Written task:
The records below are to be repeated in full, exactly as they are.

Dataset entries:

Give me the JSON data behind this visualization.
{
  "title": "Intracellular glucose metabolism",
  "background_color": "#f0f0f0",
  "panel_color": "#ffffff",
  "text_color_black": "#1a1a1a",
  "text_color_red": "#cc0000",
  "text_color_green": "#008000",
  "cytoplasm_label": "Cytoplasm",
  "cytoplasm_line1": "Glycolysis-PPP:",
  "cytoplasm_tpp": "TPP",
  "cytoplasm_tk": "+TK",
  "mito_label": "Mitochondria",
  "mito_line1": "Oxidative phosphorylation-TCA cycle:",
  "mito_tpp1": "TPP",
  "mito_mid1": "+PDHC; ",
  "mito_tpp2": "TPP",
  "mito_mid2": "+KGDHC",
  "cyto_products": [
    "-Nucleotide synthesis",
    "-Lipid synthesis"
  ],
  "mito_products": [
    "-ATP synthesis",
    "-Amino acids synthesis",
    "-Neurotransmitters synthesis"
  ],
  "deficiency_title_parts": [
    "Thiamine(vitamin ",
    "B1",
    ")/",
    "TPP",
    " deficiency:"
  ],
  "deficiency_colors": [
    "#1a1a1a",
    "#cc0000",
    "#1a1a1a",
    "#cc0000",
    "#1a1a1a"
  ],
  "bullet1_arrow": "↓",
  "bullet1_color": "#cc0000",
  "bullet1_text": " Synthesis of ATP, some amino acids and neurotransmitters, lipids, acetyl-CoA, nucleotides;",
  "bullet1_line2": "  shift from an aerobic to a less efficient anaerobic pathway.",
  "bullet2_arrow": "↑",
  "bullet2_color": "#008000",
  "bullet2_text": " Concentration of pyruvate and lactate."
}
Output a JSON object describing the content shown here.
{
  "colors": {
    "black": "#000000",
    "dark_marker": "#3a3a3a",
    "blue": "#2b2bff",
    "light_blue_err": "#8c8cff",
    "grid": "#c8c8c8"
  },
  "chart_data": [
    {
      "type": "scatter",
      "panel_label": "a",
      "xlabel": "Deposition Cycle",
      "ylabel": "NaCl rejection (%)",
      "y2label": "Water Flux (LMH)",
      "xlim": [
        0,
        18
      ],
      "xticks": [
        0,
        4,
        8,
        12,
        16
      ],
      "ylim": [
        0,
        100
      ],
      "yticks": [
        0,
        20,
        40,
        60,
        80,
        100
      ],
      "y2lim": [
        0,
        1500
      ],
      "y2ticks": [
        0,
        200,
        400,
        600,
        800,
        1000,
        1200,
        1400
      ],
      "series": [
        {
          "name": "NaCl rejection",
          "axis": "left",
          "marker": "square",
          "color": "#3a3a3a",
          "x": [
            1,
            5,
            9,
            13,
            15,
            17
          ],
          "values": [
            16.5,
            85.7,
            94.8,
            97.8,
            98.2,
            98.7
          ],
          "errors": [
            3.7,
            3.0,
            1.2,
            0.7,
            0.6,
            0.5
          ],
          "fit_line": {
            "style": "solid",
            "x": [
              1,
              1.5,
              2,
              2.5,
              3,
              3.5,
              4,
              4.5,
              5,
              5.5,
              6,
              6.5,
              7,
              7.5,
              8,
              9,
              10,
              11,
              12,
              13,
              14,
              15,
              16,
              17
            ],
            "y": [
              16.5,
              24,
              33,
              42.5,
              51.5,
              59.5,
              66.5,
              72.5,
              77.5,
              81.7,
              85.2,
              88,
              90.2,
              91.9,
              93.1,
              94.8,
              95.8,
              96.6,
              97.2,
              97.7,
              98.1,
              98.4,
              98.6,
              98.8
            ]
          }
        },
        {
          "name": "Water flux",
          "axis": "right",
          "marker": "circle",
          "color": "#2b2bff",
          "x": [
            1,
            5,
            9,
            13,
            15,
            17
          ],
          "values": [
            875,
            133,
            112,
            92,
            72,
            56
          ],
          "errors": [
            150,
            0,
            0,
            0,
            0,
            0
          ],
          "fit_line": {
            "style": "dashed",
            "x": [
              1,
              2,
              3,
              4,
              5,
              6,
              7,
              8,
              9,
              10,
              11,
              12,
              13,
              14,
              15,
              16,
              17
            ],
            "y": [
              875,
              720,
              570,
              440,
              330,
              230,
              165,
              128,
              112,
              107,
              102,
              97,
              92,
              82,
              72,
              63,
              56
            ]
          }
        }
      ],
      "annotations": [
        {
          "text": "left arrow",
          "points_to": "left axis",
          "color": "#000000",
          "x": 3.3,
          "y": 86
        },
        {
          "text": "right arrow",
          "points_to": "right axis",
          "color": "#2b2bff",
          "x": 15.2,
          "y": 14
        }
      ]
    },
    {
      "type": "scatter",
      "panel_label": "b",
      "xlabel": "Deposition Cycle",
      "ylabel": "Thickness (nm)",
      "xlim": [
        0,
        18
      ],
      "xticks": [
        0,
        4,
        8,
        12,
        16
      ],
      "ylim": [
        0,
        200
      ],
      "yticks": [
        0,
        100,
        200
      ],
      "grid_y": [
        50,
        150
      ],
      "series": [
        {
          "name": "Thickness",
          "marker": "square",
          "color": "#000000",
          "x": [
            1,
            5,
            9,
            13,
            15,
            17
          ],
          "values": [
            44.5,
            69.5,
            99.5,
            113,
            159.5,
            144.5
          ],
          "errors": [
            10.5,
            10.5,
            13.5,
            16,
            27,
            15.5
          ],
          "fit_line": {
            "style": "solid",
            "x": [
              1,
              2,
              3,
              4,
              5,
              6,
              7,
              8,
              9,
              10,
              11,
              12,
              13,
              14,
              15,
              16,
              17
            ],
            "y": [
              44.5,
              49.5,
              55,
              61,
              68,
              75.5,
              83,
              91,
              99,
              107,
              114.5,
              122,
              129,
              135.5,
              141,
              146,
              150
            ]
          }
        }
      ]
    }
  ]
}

Task result:
Give me the JSON data behind this visualization.
{
  "title": "Intracellular glucose metabolism",
  "background_color": "#f0f0f0",
  "panel_color": "#ffffff",
  "text_color_black": "#1a1a1a",
  "text_color_red": "#cc0000",
  "text_color_green": "#008000",
  "cytoplasm_label": "Cytoplasm",
  "cytoplasm_line1": "Glycolysis-PPP:",
  "cytoplasm_tpp": "TPP",
  "cytoplasm_tk": "+TK",
  "mito_label": "Mitochondria",
  "mito_line1": "Oxidative phosphorylation-TCA cycle:",
  "mito_tpp1": "TPP",
  "mito_mid1": "+PDHC; ",
  "mito_tpp2": "TPP",
  "mito_mid2": "+KGDHC",
  "cyto_products": [
    "-Nucleotide synthesis",
    "-Lipid synthesis"
  ],
  "mito_products": [
    "-ATP synthesis",
    "-Amino acids synthesis",
    "-Neurotransmitters synthesis"
  ],
  "deficiency_title_parts": [
    "Thiamine(vitamin ",
    "B1",
    ")/",
    "TPP",
    " deficiency:"
  ],
  "deficiency_colors": [
    "#1a1a1a",
    "#cc0000",
    "#1a1a1a",
    "#cc0000",
    "#1a1a1a"
  ],
  "bullet1_arrow": "↓",
  "bullet1_color": "#cc0000",
  "bullet1_text": " Synthesis of ATP, some amino acids and neurotransmitters, lipids, acetyl-CoA, nucleotides;",
  "bullet1_line2": "  shift from an aerobic to a less efficient anaerobic pathway.",
  "bullet2_arrow": "↑",
  "bullet2_color": "#008000",
  "bullet2_text": " Concentration of pyruvate and lactate."
}
Output a JSON object describing the content shown here.
{
  "colors": {
    "black": "#000000",
    "dark_marker": "#3a3a3a",
    "blue": "#2b2bff",
    "light_blue_err": "#8c8cff",
    "grid": "#c8c8c8"
  },
  "chart_data": [
    {
      "type": "scatter",
      "panel_label": "a",
      "xlabel": "Deposition Cycle",
      "ylabel": "NaCl rejection (%)",
      "y2label": "Water Flux (LMH)",
      "xlim": [
        0,
        18
      ],
      "xticks": [
        0,
        4,
        8,
        12,
        16
      ],
      "ylim": [
        0,
        100
      ],
      "yticks": [
        0,
        20,
        40,
        60,
        80,
        100
      ],
      "y2lim": [
        0,
        1500
      ],
      "y2ticks": [
        0,
        200,
        400,
        600,
        800,
        1000,
        1200,
        1400
      ],
      "series": [
        {
          "name": "NaCl rejection",
          "axis": "left",
          "marker": "square",
          "color": "#3a3a3a",
          "x": [
            1,
            5,
            9,
            13,
            15,
            17
          ],
          "values": [
            16.5,
            85.7,
            94.8,
            97.8,
            98.2,
            98.7
          ],
          "errors": [
            3.7,
            3.0,
            1.2,
            0.7,
            0.6,
            0.5
          ],
          "fit_line": {
            "style": "solid",
            "x": [
              1,
              1.5,
              2,
              2.5,
              3,
              3.5,
              4,
              4.5,
              5,
              5.5,
              6,
              6.5,
              7,
              7.5,
              8,
              9,
              10,
              11,
              12,
              13,
              14,
              15,
              16,
              17
            ],
            "y": [
              16.5,
              24,
              33,
              42.5,
              51.5,
              59.5,
              66.5,
              72.5,
              77.5,
              81.7,
              85.2,
              88,
              90.2,
              91.9,
              93.1,
              94.8,
              95.8,
              96.6,
              97.2,
              97.7,
              98.1,
              98.4,
              98.6,
              98.8
            ]
          }
        },
        {
          "name": "Water flux",
          "axis": "right",
          "marker": "circle",
          "color": "#2b2bff",
          "x": [
            1,
            5,
            9,
            13,
            15,
            17
          ],
          "values": [
            875,
            133,
            112,
            92,
            72,
            56
          ],
          "errors": [
            150,
            0,
            0,
            0,
            0,
            0
          ],
          "fit_line": {
            "style": "dashed",
            "x": [
              1,
              2,
              3,
              4,
              5,
              6,
              7,
              8,
              9,
              10,
              11,
              12,
              13,
              14,
              15,
              16,
              17
            ],
            "y": [
              875,
              720,
              570,
              440,
              330,
              230,
              165,
              128,
              112,
              107,
              102,
              97,
              92,
              82,
              72,
              63,
              56
            ]
          }
        }
      ],
      "annotations": [
        {
          "text": "left arrow",
          "points_to": "left axis",
          "color": "#000000",
          "x": 3.3,
          "y": 86
        },
        {
          "text": "right arrow",
          "points_to": "right axis",
          "color": "#2b2bff",
          "x": 15.2,
          "y": 14
        }
      ]
    },
    {
      "type": "scatter",
      "panel_label": "b",
      "xlabel": "Deposition Cycle",
      "ylabel": "Thickness (nm)",
      "xlim": [
        0,
        18
      ],
      "xticks": [
        0,
        4,
        8,
        12,
        16
      ],
      "ylim": [
        0,
        200
      ],
      "yticks": [
        0,
        100,
        200
      ],
      "grid_y": [
        50,
        150
      ],
      "series": [
        {
          "name": "Thickness",
          "marker": "square",
          "color": "#000000",
          "x": [
            1,
            5,
            9,
            13,
            15,
            17
          ],
          "values": [
            44.5,
            69.5,
            99.5,
            113,
            159.5,
            144.5
          ],
          "errors": [
            10.5,
            10.5,
            13.5,
            16,
            27,
            15.5
          ],
          "fit_line": {
            "style": "solid",
            "x": [
              1,
              2,
              3,
              4,
              5,
              6,
              7,
              8,
              9,
              10,
              11,
              12,
              13,
              14,
              15,
              16,
              17
            ],
            "y": [
              44.5,
              49.5,
              55,
              61,
              68,
              75.5,
              83,
              91,
              99,
              107,
              114.5,
              122,
              129,
              135.5,
              141,
              146,
              150
            ]
          }
        }
      ]
    }
  ]
}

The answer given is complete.